→ **PROBLEM STATEMENT**:
Copy all records verbatim.
+++
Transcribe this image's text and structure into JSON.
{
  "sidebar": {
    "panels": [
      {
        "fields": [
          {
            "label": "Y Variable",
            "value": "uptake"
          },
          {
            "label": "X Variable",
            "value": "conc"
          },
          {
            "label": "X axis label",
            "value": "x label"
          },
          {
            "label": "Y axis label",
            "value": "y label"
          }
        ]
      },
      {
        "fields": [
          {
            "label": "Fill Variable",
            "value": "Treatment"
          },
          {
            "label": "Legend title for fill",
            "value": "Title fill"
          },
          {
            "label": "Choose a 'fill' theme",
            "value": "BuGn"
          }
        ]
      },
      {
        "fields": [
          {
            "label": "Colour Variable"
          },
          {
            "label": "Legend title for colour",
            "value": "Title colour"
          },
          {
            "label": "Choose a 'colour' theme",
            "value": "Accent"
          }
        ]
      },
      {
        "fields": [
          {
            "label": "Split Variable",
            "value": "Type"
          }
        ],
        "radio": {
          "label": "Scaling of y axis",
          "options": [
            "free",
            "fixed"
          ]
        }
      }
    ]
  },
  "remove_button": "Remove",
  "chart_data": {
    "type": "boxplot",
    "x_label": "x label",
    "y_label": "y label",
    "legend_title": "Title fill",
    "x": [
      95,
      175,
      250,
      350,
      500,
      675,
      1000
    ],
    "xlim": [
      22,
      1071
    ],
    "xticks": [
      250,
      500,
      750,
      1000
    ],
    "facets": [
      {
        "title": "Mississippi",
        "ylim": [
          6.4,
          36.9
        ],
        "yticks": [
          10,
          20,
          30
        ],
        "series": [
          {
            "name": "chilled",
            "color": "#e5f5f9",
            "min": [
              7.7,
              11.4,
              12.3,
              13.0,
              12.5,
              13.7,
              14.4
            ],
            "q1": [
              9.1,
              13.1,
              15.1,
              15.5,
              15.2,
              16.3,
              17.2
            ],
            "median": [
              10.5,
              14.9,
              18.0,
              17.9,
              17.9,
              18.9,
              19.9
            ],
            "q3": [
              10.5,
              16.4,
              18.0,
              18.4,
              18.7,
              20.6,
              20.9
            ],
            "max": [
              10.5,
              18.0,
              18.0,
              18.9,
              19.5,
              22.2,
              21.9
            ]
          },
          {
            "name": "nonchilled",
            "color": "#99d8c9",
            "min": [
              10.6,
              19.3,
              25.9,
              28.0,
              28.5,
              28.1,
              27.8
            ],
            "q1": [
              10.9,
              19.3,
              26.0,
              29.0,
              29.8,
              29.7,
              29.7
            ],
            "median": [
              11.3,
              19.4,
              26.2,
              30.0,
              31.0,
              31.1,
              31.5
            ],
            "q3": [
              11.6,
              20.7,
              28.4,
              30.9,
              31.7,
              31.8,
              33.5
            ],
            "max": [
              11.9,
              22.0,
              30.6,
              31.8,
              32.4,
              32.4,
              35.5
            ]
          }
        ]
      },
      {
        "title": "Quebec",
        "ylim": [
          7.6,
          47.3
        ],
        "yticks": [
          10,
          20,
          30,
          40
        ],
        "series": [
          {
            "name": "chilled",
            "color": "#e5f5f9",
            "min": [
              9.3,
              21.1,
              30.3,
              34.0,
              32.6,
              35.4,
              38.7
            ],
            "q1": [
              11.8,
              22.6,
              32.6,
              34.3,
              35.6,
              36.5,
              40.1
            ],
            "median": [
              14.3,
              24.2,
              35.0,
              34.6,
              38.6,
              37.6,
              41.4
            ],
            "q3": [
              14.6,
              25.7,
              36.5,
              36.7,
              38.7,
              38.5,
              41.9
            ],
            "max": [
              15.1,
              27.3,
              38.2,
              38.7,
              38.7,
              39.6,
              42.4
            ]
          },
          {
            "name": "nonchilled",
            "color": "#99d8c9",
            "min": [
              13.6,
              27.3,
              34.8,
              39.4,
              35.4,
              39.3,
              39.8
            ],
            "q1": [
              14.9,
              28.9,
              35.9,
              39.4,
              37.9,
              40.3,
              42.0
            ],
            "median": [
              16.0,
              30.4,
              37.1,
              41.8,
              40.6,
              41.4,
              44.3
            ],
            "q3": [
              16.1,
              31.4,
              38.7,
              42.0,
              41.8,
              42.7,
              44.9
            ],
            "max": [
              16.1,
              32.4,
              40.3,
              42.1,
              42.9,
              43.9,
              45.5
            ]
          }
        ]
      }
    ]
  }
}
+++
→ **EXERCISE ANSWER**:
Transcribe this image's text and structure into JSON.
{
  "sidebar": {
    "panels": [
      {
        "fields": [
          {
            "label": "Y Variable",
            "value": "uptake"
          },
          {
            "label": "X Variable",
            "value": "conc"
          },
          {
            "label": "X axis label",
            "value": "x label"
          },
          {
            "label": "Y axis label",
            "value": "y label"
          }
        ]
      },
      {
        "fields": [
          {
            "label": "Fill Variable",
            "value": "Treatment"
          },
          {
            "label": "Legend title for fill",
            "value": "Title fill"
          },
          {
            "label": "Choose a 'fill' theme",
            "value": "BuGn"
          }
        ]
      },
      {
        "fields": [
          {
            "label": "Colour Variable"
          },
          {
            "label": "Legend title for colour",
            "value": "Title colour"
          },
          {
            "label": "Choose a 'colour' theme",
            "value": "Accent"
          }
        ]
      },
      {
        "fields": [
          {
            "label": "Split Variable",
            "value": "Type"
          }
        ],
        "radio": {
          "label": "Scaling of y axis",
          "options": [
            "free",
            "fixed"
          ]
        }
      }
    ]
  },
  "remove_button": "Remove",
  "chart_data": {
    "type": "boxplot",
    "x_label": "x label",
    "y_label": "y label",
    "legend_title": "Title fill",
    "x": [
      95,
      175,
      250,
      350,
      500,
      675,
      1000
    ],
    "xlim": [
      22,
      1071
    ],
    "xticks": [
      250,
      500,
      750,
      1000
    ],
    "facets": [
      {
        "title": "Mississippi",
        "ylim": [
          6.4,
          36.9
        ],
        "yticks": [
          10,
          20,
          30
        ],
        "series": [
          {
            "name": "chilled",
            "color": "#e5f5f9",
            "min": [
              7.7,
              11.4,
              12.3,
              13.0,
              12.5,
              13.7,
              14.4
            ],
            "q1": [
              9.1,
              13.1,
              15.1,
              15.5,
              15.2,
              16.3,
              17.2
            ],
            "median": [
              10.5,
              14.9,
              18.0,
              17.9,
              17.9,
              18.9,
              19.9
            ],
            "q3": [
              10.5,
              16.4,
              18.0,
              18.4,
              18.7,
              20.6,
              20.9
            ],
            "max": [
              10.5,
              18.0,
              18.0,
              18.9,
              19.5,
              22.2,
              21.9
            ]
          },
          {
            "name": "nonchilled",
            "color": "#99d8c9",
            "min": [
              10.6,
              19.3,
              25.9,
              28.0,
              28.5,
              28.1,
              27.8
            ],
            "q1": [
              10.9,
              19.3,
              26.0,
              29.0,
              29.8,
              29.7,
              29.7
            ],
            "median": [
              11.3,
              19.4,
              26.2,
              30.0,
              31.0,
              31.1,
              31.5
            ],
            "q3": [
              11.6,
              20.7,
              28.4,
              30.9,
              31.7,
              31.8,
              33.5
            ],
            "max": [
              11.9,
              22.0,
              30.6,
              31.8,
              32.4,
              32.4,
              35.5
            ]
          }
        ]
      },
      {
        "title": "Quebec",
        "ylim": [
          7.6,
          47.3
        ],
        "yticks": [
          10,
          20,
          30,
          40
        ],
        "series": [
          {
            "name": "chilled",
            "color": "#e5f5f9",
            "min": [
              9.3,
              21.1,
              30.3,
              34.0,
              32.6,
              35.4,
              38.7
            ],
            "q1": [
              11.8,
              22.6,
              32.6,
              34.3,
              35.6,
              36.5,
              40.1
            ],
            "median": [
              14.3,
              24.2,
              35.0,
              34.6,
              38.6,
              37.6,
              41.4
            ],
            "q3": [
              14.6,
              25.7,
              36.5,
              36.7,
              38.7,
              38.5,
              41.9
            ],
            "max": [
              15.1,
              27.3,
              38.2,
              38.7,
              38.7,
              39.6,
              42.4
            ]
          },
          {
            "name": "nonchilled",
            "color": "#99d8c9",
            "min": [
              13.6,
              27.3,
              34.8,
              39.4,
              35.4,
              39.3,
              39.8
            ],
            "q1": [
              14.9,
              28.9,
              35.9,
              39.4,
              37.9,
              40.3,
              42.0
            ],
            "median": [
              16.0,
              30.4,
              37.1,
              41.8,
              40.6,
              41.4,
              44.3
            ],
            "q3": [
              16.1,
              31.4,
              38.7,
              42.0,
              41.8,
              42.7,
              44.9
            ],
            "max": [
              16.1,
              32.4,
              40.3,
              42.1,
              42.9,
              43.9,
              45.5
            ]
          }
        ]
      }
    ]
  }
}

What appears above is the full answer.